=== SET EXERCISE ===
Pictures are not part of the copy; repeat everything else in the records exactly.

>>>>

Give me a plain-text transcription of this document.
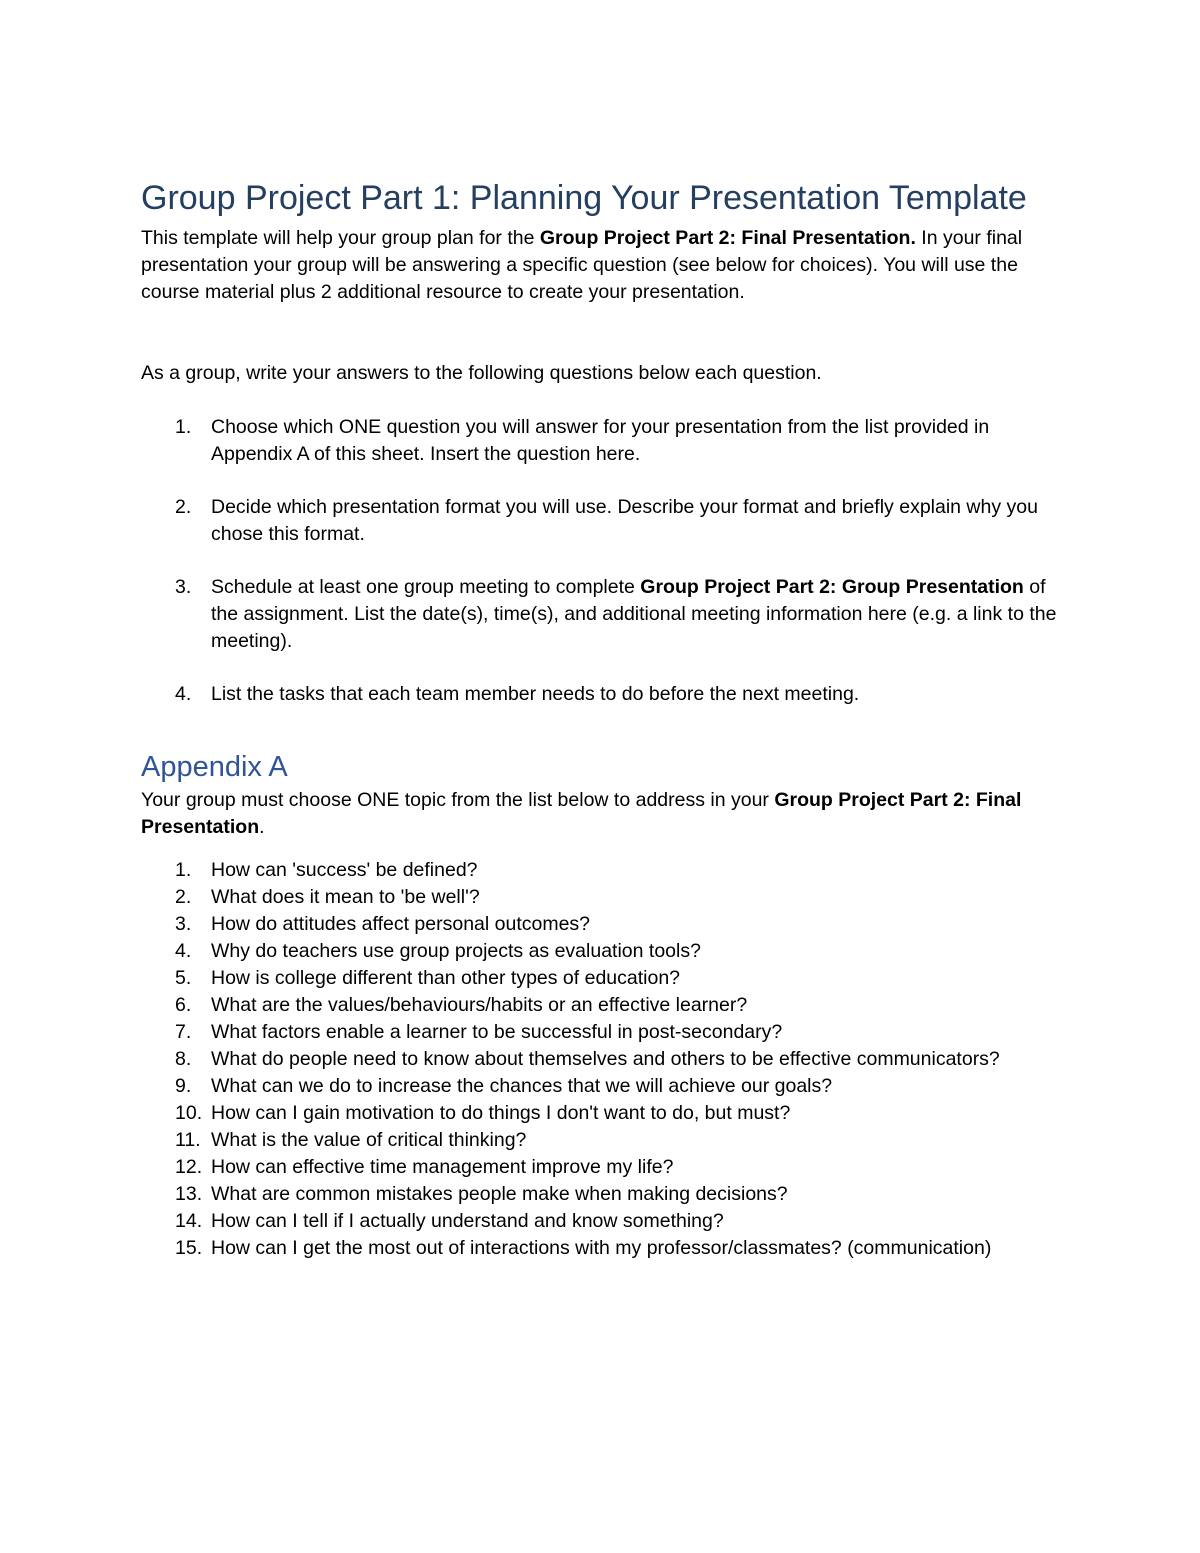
Group Project Part 1: Planning Your Presentation Template

This template will help your group plan for the Group Project Part 2: Final Presentation. In your final presentation your group will be answering a specific question (see below for choices). You will use the course material plus 2 additional resource to create your presentation.

As a group, write your answers to the following questions below each question.

1. Choose which ONE question you will answer for your presentation from the list provided in Appendix A of this sheet. Insert the question here.
2. Decide which presentation format you will use. Describe your format and briefly explain why you chose this format.
3. Schedule at least one group meeting to complete Group Project Part 2: Group Presentation of the assignment. List the date(s), time(s), and additional meeting information here (e.g. a link to the meeting).
4. List the tasks that each team member needs to do before the next meeting.
Appendix A

Your group must choose ONE topic from the list below to address in your Group Project Part 2: Final Presentation.

1. How can 'success' be defined?
2. What does it mean to 'be well'?
3. How do attitudes affect personal outcomes?
4. Why do teachers use group projects as evaluation tools?
5. How is college different than other types of education?
6. What are the values/behaviours/habits or an effective learner?
7. What factors enable a learner to be successful in post-secondary?
8. What do people need to know about themselves and others to be effective communicators?
9. What can we do to increase the chances that we will achieve our goals?
10. How can I gain motivation to do things I don't want to do, but must?
11. What is the value of critical thinking?
12. How can effective time management improve my life?
13. What are common mistakes people make when making decisions?
14. How can I tell if I actually understand and know something?
15. How can I get the most out of interactions with my professor/classmates? (communication)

<<<<

=== SOLUTION FOR THIS EXERCISE ===
Give me a plain-text transcription of this document.
Group Project Part 1: Planning Your Presentation Template

This template will help your group plan for the Group Project Part 2: Final Presentation. In your final presentation your group will be answering a specific question (see below for choices). You will use the course material plus 2 additional resource to create your presentation.

As a group, write your answers to the following questions below each question.

1. Choose which ONE question you will answer for your presentation from the list provided in Appendix A of this sheet. Insert the question here.
2. Decide which presentation format you will use. Describe your format and briefly explain why you chose this format.
3. Schedule at least one group meeting to complete Group Project Part 2: Group Presentation of the assignment. List the date(s), time(s), and additional meeting information here (e.g. a link to the meeting).
4. List the tasks that each team member needs to do before the next meeting.
Appendix A

Your group must choose ONE topic from the list below to address in your Group Project Part 2: Final Presentation.

1. How can 'success' be defined?
2. What does it mean to 'be well'?
3. How do attitudes affect personal outcomes?
4. Why do teachers use group projects as evaluation tools?
5. How is college different than other types of education?
6. What are the values/behaviours/habits or an effective learner?
7. What factors enable a learner to be successful in post-secondary?
8. What do people need to know about themselves and others to be effective communicators?
9. What can we do to increase the chances that we will achieve our goals?
10. How can I gain motivation to do things I don't want to do, but must?
11. What is the value of critical thinking?
12. How can effective time management improve my life?
13. What are common mistakes people make when making decisions?
14. How can I tell if I actually understand and know something?
15. How can I get the most out of interactions with my professor/classmates? (communication)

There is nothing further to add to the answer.